[WHAT YOU NEED TO DO]
Edit the data starting at "- maximize-button[interactable]: □: [104, 0, 110, 10]" and ending at "- chevron-down-icon: [16, 17, 21, 21]" so that "hoshi-point" becomes "star-point", and output those lines with nothing else changed.

Bounding box entries

☆ ☆ ☆ ☆ ☆ ☆ ☆

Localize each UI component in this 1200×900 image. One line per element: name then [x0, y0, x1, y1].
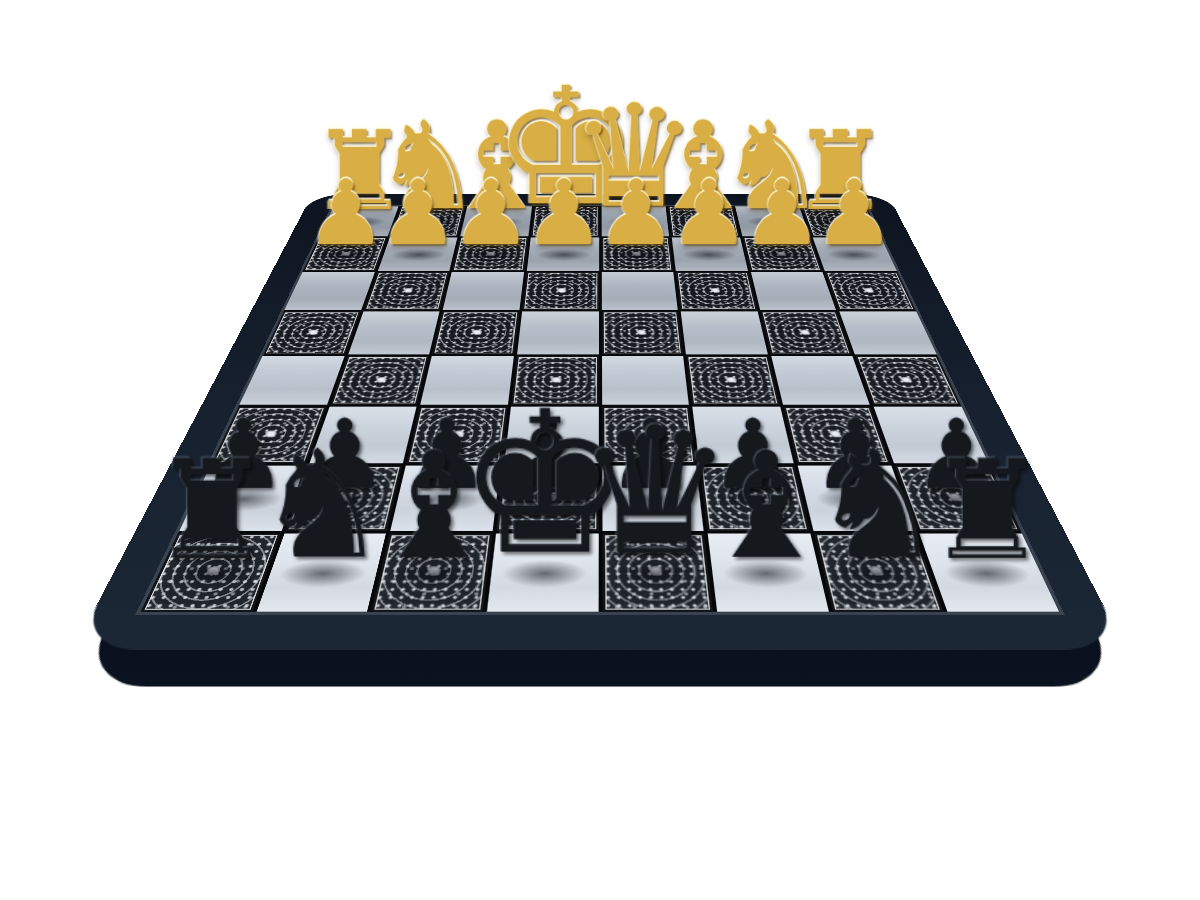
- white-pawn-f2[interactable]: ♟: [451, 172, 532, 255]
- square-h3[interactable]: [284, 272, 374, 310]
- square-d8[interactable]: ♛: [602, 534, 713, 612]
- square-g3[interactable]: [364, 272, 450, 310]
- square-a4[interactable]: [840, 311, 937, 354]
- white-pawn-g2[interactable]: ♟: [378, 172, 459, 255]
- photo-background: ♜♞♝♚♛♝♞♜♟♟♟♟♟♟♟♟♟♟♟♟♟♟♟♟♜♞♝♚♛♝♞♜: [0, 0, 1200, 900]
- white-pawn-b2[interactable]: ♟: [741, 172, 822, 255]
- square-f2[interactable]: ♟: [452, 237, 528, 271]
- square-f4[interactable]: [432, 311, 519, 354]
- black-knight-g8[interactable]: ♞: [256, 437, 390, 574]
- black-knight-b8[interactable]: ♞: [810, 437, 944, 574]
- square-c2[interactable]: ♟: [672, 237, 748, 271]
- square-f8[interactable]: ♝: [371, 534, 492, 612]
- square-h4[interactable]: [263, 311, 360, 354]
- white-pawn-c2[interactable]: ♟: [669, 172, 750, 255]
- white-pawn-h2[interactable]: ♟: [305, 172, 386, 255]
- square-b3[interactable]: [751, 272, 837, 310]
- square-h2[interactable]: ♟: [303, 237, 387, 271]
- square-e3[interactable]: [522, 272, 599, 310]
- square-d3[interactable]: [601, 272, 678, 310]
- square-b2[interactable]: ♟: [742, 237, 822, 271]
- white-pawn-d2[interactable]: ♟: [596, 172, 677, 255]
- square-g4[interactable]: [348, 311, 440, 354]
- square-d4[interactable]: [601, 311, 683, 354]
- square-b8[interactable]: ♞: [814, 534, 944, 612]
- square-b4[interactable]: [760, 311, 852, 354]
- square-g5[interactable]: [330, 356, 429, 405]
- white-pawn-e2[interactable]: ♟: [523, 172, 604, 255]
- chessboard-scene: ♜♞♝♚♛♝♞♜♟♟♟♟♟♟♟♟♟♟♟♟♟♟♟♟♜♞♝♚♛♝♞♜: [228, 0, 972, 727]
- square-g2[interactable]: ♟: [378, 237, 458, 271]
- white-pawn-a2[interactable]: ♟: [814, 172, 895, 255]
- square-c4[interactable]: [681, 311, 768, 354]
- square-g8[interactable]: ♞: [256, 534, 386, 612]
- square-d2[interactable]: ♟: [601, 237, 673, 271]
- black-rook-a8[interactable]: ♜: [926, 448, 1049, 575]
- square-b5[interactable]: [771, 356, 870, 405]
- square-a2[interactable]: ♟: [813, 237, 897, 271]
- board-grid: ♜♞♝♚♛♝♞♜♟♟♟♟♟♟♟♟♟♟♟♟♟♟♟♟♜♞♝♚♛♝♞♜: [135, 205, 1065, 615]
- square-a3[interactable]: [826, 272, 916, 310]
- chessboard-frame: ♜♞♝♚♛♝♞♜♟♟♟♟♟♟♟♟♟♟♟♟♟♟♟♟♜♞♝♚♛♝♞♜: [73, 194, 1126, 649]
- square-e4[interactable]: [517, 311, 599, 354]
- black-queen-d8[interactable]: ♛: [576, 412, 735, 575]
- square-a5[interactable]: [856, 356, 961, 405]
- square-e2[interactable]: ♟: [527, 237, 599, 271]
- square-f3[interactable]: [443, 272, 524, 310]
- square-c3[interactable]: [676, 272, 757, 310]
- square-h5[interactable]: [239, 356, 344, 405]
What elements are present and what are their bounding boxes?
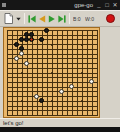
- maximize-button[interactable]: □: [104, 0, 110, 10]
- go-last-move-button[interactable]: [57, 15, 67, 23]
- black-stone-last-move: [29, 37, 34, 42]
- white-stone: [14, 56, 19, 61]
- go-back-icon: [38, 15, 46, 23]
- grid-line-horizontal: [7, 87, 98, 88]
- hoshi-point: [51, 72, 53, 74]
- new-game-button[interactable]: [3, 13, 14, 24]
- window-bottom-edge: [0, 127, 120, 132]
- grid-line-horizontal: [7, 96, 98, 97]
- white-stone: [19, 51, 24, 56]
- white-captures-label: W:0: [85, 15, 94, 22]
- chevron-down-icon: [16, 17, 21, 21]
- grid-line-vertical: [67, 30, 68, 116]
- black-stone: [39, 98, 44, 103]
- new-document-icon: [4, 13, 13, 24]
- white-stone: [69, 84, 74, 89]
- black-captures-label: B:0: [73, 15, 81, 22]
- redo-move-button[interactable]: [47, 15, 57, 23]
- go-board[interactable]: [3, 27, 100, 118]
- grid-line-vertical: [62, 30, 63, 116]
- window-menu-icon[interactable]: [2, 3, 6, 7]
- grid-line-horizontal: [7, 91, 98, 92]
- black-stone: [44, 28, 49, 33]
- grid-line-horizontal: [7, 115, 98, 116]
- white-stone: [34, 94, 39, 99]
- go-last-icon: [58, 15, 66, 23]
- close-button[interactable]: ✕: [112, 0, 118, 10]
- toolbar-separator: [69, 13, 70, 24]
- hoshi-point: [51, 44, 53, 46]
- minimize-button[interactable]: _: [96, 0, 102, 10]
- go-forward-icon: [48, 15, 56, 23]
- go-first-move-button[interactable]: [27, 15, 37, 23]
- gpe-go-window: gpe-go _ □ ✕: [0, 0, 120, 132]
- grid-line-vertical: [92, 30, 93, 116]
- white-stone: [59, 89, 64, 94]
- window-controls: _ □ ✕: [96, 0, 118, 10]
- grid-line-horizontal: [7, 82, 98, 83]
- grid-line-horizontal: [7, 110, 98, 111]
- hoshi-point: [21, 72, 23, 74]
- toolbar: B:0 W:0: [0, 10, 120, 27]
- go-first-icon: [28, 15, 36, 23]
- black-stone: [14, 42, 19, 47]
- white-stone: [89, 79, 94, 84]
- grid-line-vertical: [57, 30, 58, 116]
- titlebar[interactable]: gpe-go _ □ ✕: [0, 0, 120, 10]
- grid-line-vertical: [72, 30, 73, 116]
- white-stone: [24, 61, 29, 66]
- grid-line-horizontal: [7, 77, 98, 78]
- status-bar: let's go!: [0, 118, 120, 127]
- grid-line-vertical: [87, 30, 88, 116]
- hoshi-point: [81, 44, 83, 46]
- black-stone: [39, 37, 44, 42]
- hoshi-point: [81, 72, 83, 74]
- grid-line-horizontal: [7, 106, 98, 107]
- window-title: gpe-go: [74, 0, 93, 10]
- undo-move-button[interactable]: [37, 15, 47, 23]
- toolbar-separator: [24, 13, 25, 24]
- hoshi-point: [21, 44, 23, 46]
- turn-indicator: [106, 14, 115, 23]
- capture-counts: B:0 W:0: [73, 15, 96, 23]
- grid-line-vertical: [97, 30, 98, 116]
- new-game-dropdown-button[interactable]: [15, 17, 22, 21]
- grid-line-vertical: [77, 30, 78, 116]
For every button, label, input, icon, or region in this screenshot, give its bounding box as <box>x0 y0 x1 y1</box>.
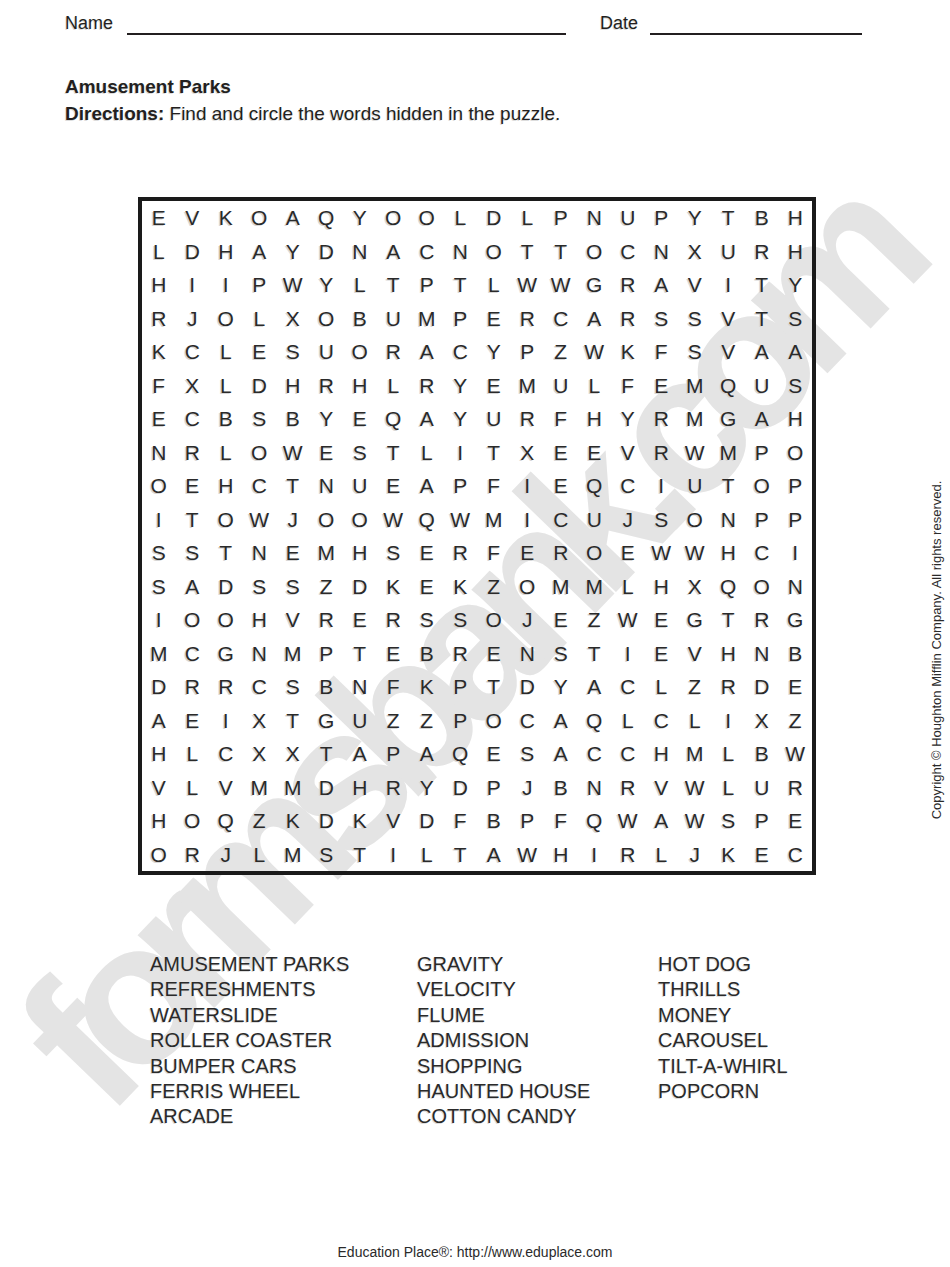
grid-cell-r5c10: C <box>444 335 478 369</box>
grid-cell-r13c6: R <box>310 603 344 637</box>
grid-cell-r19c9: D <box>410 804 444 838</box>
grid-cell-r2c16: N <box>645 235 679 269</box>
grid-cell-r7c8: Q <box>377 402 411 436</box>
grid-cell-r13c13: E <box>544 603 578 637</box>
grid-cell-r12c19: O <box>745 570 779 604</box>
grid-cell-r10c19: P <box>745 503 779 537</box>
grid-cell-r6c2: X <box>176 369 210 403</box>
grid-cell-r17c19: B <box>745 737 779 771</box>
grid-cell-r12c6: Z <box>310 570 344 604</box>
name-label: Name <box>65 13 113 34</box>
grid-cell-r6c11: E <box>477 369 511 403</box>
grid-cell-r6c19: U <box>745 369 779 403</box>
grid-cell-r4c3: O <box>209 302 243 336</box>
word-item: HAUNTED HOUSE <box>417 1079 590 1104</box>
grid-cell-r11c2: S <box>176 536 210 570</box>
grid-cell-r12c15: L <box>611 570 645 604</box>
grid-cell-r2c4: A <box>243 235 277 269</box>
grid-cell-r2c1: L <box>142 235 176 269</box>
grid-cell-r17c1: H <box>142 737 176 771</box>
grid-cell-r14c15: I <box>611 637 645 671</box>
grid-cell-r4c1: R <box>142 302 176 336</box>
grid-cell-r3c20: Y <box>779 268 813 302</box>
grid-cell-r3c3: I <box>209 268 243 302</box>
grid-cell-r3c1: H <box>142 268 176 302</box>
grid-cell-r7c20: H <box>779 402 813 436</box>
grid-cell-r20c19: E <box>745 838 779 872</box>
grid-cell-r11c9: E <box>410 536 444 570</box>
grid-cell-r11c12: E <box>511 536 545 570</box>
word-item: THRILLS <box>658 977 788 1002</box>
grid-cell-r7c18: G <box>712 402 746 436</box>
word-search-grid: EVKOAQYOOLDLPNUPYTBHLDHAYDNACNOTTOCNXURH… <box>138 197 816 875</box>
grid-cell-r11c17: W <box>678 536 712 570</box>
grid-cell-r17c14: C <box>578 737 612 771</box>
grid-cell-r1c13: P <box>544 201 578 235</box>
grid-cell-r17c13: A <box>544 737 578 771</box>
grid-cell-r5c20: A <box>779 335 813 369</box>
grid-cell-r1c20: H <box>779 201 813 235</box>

☆ ☆ ☆ ☆ ☆ ☆ ☆

[WRITTEN RESPONSE]
- maximize-button[interactable]: □: [104, 0, 110, 10]
- go-last-move-button[interactable]: [57, 15, 67, 23]
- black-stone-last-move: [29, 37, 34, 42]
- white-stone: [14, 56, 19, 61]
- go-back-icon: [38, 15, 46, 23]
- grid-line-horizontal: [7, 87, 98, 88]
- star-point: [51, 72, 53, 74]
- new-game-button[interactable]: [3, 13, 14, 24]
- window-bottom-edge: [0, 127, 120, 132]
- grid-line-horizontal: [7, 96, 98, 97]
- white-stone: [19, 51, 24, 56]
- white-captures-label: W:0: [85, 15, 94, 22]
- chevron-down-icon: [16, 17, 21, 21]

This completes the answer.